**PROBLEM**
Word for word, repeat the entries, minus the pictures.

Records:

#####

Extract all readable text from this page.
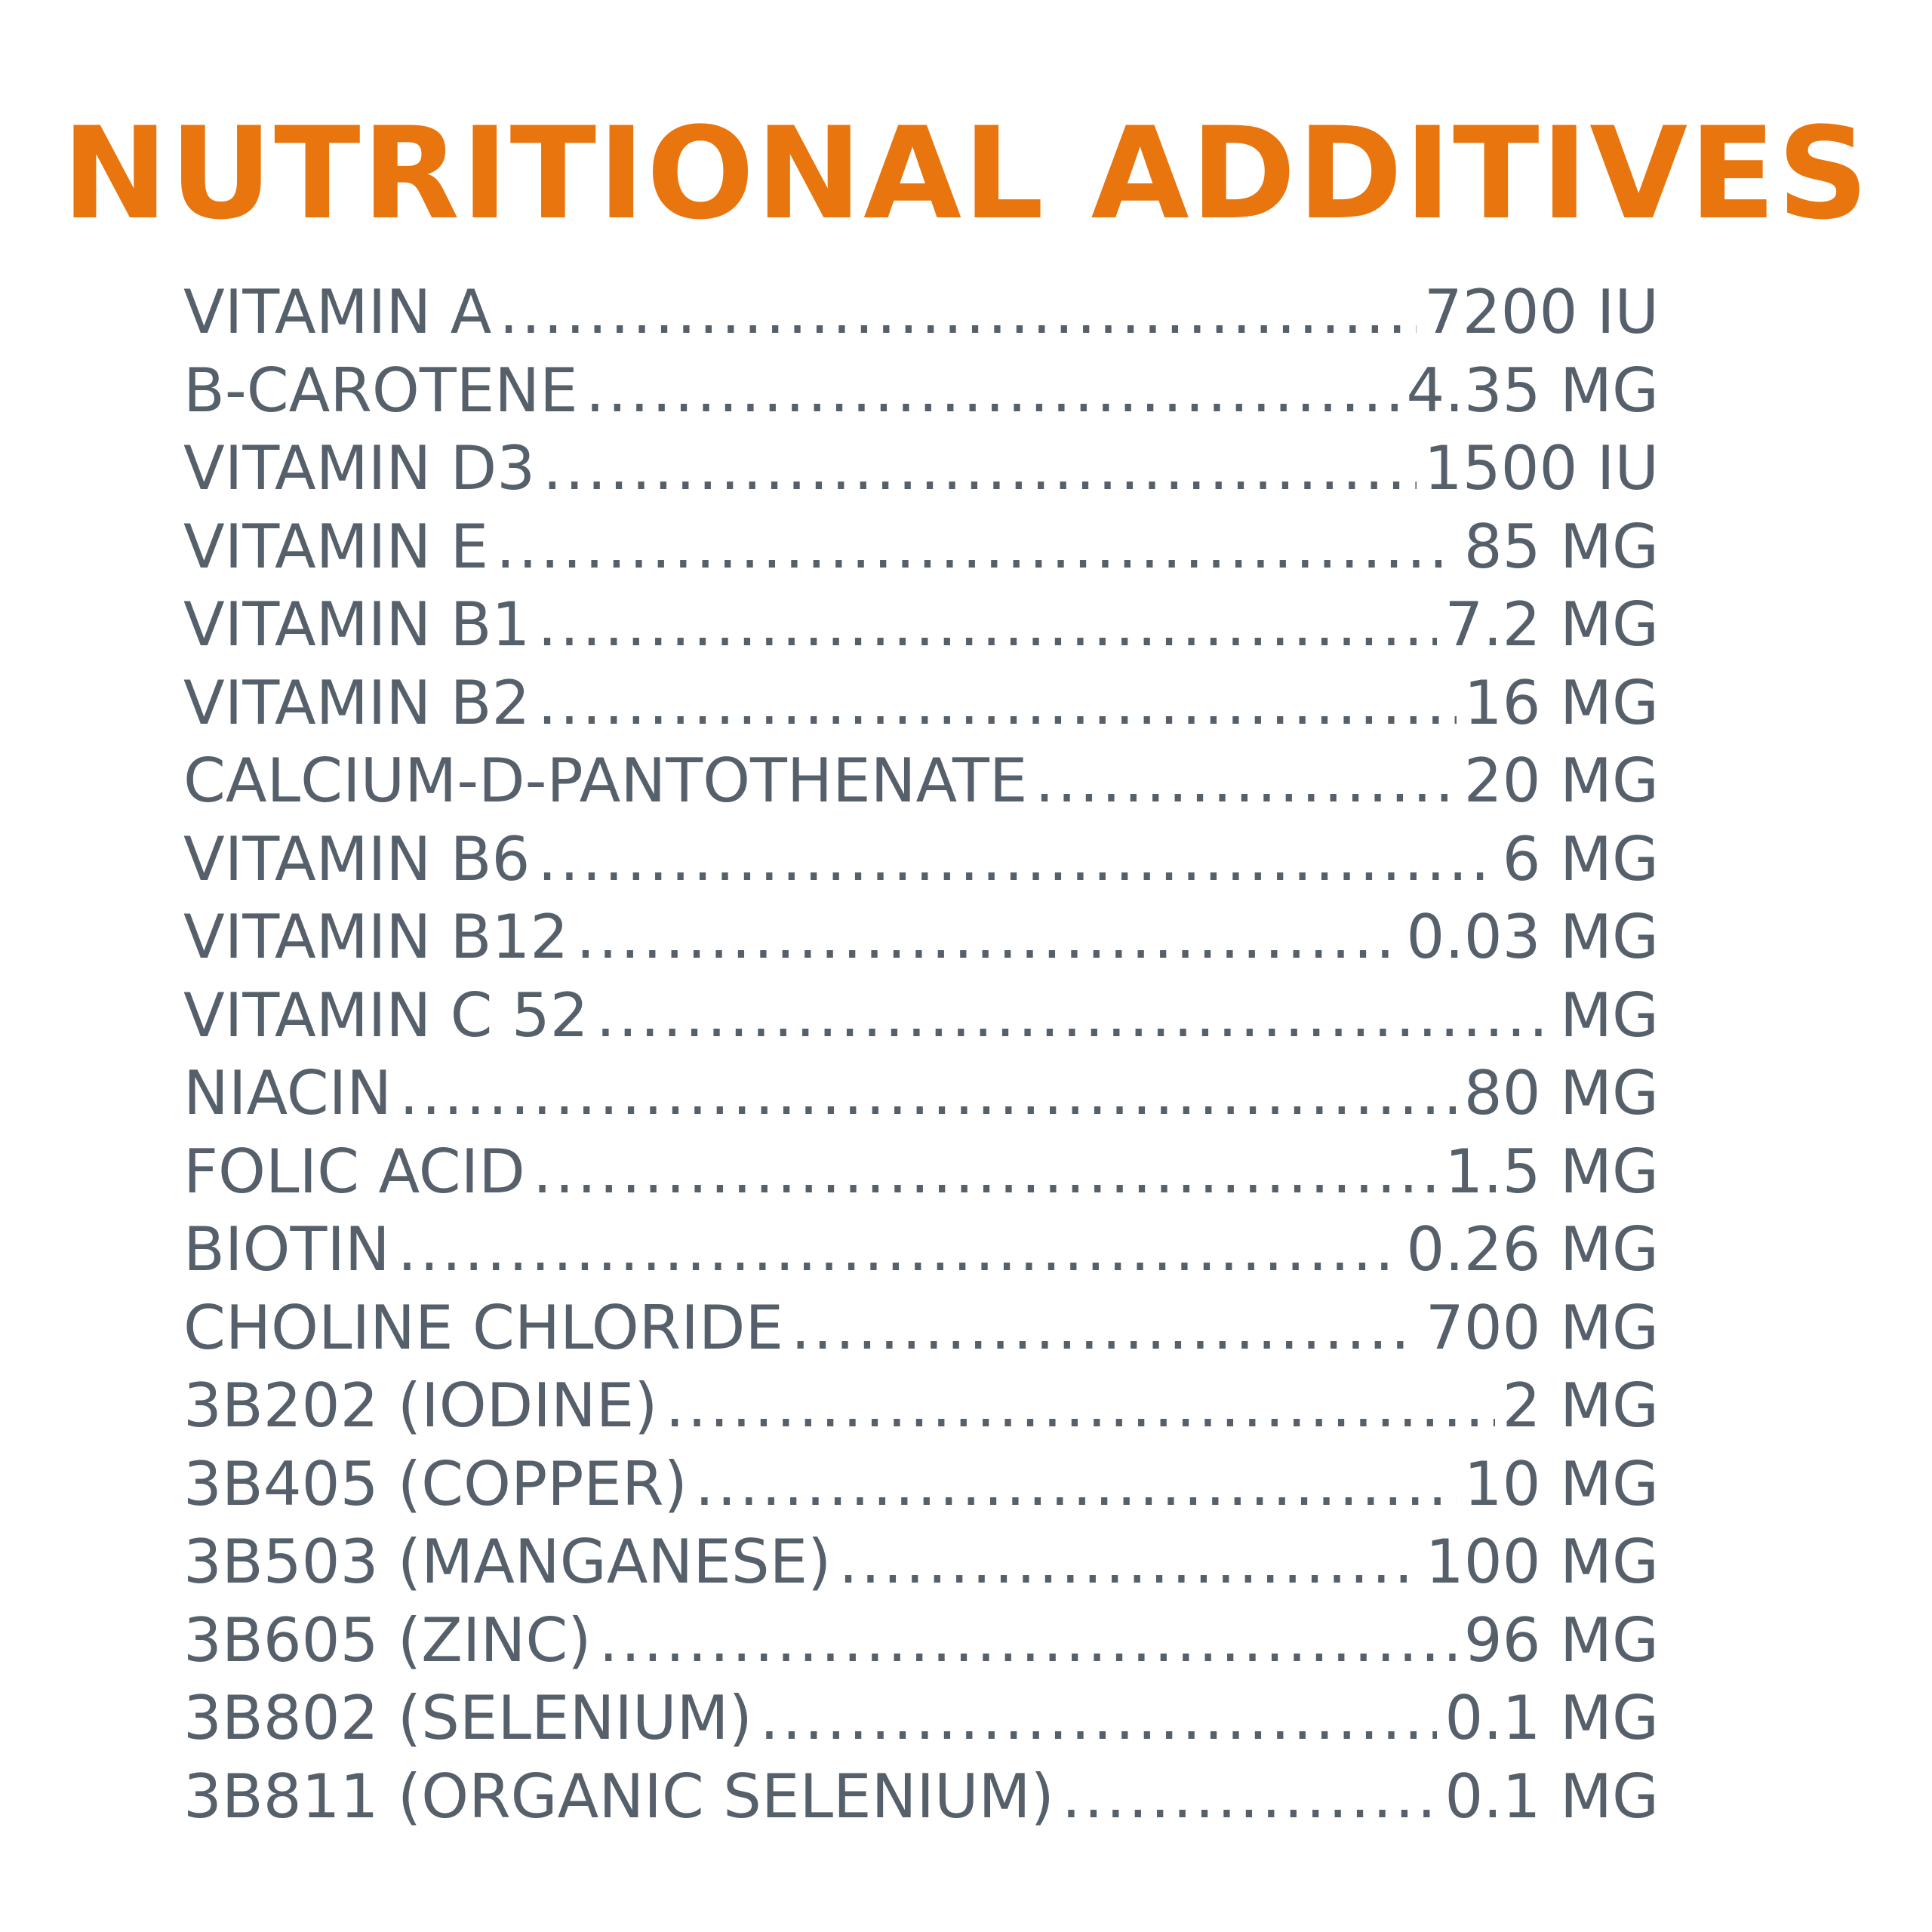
NUTRITIONAL ADDITIVES
VITAMIN A .....	7200 IU
B-CAROTENE .....	4.35 MG
VITAMIN D3 .....	1500 IU
VITAMIN E .....	85 MG
VITAMIN B1 .....	7.2 MG
VITAMIN B2 .....	16 MG
CALCIUM-D-PANTOTHENATE .....	20 MG
VITAMIN B6 .....	6 MG
VITAMIN B12 .....	0.03 MG
VITAMIN C 52 .....	MG
NIACIN .....	80 MG
FOLIC ACID .....	1.5 MG
BIOTIN .....	0.26 MG
CHOLINE CHLORIDE .....	700 MG
3B202 (IODINE) .....	2 MG
3B405 (COPPER) .....	10 MG
3B503 (MANGANESE) .....	100 MG
3B605 (ZINC) .....	96 MG
3B802 (SELENIUM) .....	0.1 MG
3B811 (ORGANIC SELENIUM) .....	0.1 MG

#####

**OUTPUT**
Extract all readable text from this page.
NUTRITIONAL ADDITIVES
VITAMIN A .....	7200 IU
B-CAROTENE .....	4.35 MG
VITAMIN D3 .....	1500 IU
VITAMIN E .....	85 MG
VITAMIN B1 .....	7.2 MG
VITAMIN B2 .....	16 MG
CALCIUM-D-PANTOTHENATE .....	20 MG
VITAMIN B6 .....	6 MG
VITAMIN B12 .....	0.03 MG
VITAMIN C 52 .....	MG
NIACIN .....	80 MG
FOLIC ACID .....	1.5 MG
BIOTIN .....	0.26 MG
CHOLINE CHLORIDE .....	700 MG
3B202 (IODINE) .....	2 MG
3B405 (COPPER) .....	10 MG
3B503 (MANGANESE) .....	100 MG
3B605 (ZINC) .....	96 MG
3B802 (SELENIUM) .....	0.1 MG
3B811 (ORGANIC SELENIUM) .....	0.1 MG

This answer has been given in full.